Exercise input.

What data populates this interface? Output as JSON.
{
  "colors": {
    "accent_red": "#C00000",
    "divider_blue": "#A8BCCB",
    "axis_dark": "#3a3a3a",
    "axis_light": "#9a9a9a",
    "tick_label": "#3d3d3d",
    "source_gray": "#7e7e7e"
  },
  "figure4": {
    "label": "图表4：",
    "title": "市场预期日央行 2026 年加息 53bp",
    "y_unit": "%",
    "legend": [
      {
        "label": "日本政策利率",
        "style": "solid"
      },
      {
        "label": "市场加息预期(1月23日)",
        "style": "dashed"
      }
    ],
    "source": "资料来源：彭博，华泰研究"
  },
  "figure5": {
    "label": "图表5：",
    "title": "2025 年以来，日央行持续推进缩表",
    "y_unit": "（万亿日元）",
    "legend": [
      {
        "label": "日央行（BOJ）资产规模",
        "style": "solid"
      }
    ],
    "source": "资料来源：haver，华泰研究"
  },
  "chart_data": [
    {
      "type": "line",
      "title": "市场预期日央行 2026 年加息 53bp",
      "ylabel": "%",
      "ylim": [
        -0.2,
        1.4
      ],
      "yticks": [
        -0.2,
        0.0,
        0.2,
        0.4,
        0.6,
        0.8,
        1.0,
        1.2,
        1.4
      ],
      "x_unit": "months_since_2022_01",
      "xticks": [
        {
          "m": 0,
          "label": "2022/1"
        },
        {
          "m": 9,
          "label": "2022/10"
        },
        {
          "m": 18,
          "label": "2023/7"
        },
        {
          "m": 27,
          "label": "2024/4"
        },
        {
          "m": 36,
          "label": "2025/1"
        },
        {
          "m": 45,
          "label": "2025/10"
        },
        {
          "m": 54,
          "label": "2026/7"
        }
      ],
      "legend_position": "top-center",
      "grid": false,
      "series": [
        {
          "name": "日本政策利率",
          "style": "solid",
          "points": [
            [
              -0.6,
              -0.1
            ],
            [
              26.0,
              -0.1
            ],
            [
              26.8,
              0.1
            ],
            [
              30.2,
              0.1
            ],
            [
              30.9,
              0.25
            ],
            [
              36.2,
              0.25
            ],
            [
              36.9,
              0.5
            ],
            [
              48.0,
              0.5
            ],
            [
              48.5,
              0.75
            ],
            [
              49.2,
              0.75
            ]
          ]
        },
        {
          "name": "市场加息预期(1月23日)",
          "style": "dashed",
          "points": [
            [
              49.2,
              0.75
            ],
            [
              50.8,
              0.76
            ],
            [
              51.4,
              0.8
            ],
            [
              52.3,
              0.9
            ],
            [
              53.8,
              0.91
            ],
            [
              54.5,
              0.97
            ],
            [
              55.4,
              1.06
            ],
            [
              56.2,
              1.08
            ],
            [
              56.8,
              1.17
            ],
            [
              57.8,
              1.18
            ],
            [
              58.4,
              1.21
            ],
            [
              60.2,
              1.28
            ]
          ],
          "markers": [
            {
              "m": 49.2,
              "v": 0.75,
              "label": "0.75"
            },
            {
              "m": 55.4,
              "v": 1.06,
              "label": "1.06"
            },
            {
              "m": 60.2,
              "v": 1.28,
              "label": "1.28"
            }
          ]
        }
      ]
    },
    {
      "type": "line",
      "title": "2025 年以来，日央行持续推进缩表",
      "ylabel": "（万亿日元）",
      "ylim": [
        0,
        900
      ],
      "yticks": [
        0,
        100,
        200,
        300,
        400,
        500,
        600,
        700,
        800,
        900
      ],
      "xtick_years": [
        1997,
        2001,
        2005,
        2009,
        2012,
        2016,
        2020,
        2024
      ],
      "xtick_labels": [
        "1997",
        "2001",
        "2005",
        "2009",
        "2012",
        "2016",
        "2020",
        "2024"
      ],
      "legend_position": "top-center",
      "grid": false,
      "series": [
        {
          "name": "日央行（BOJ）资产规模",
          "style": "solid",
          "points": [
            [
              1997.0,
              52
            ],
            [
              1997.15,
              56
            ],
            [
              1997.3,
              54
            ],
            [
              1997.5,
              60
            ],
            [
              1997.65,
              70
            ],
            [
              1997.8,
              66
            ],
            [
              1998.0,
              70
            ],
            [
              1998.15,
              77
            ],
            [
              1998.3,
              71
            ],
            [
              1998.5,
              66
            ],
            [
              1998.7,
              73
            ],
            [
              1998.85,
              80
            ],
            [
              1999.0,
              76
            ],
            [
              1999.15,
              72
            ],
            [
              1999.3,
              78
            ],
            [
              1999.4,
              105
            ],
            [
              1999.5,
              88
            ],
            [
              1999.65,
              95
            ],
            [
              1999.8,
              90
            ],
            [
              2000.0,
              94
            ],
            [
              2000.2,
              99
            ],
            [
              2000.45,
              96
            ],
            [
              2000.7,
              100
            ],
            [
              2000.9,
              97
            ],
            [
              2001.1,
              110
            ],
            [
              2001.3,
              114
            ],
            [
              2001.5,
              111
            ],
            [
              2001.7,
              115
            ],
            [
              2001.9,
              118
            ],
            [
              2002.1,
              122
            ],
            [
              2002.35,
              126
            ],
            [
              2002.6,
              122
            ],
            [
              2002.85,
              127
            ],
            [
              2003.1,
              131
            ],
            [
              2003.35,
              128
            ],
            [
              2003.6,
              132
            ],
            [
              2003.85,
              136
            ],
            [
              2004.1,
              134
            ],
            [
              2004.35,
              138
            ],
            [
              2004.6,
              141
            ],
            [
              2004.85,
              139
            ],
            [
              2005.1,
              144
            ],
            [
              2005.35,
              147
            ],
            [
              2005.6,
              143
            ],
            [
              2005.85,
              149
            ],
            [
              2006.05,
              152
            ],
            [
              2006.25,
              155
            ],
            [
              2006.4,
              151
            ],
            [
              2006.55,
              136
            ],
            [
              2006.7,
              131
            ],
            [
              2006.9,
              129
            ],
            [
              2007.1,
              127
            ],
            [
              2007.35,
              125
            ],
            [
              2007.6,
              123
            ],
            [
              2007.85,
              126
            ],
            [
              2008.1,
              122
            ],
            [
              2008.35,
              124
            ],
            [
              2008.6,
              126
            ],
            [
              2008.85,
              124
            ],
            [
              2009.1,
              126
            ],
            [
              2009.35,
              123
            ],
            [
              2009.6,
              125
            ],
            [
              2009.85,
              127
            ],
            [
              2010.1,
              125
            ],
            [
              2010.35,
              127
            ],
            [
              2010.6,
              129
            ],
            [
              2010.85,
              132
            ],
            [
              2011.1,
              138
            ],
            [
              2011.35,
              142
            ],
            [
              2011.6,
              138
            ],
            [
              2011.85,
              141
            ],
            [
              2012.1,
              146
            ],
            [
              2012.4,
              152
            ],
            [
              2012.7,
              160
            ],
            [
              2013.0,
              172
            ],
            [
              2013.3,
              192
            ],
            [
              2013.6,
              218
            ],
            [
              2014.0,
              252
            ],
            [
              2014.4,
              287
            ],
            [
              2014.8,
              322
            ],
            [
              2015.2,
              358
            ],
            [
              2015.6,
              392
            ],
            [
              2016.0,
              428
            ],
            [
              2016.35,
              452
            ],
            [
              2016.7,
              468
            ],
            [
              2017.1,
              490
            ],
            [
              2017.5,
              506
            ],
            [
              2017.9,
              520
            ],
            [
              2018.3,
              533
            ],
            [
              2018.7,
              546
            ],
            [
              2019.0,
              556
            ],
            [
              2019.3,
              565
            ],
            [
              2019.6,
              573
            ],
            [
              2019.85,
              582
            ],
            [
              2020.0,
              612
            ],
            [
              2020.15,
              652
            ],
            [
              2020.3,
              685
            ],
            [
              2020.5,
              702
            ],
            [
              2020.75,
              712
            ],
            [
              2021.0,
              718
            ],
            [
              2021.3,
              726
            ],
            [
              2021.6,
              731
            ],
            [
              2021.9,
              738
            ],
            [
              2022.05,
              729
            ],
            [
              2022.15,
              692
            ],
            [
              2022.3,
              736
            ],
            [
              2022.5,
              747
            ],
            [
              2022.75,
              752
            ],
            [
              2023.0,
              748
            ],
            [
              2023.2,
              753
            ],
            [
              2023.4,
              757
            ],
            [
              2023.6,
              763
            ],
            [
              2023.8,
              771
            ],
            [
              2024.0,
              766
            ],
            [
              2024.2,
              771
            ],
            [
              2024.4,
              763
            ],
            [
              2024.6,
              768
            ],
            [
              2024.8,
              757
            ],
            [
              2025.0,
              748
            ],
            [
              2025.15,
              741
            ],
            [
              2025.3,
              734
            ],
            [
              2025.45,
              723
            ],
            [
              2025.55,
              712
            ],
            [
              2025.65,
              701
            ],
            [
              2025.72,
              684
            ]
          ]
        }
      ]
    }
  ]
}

Exercise requirements. Find the string "市场预期日央行" in the listing and return every line that holds it.

Result of the exercise.
    "title": "市场预期日央行 2026 年加息 53bp",
      "title": "市场预期日央行 2026 年加息 53bp",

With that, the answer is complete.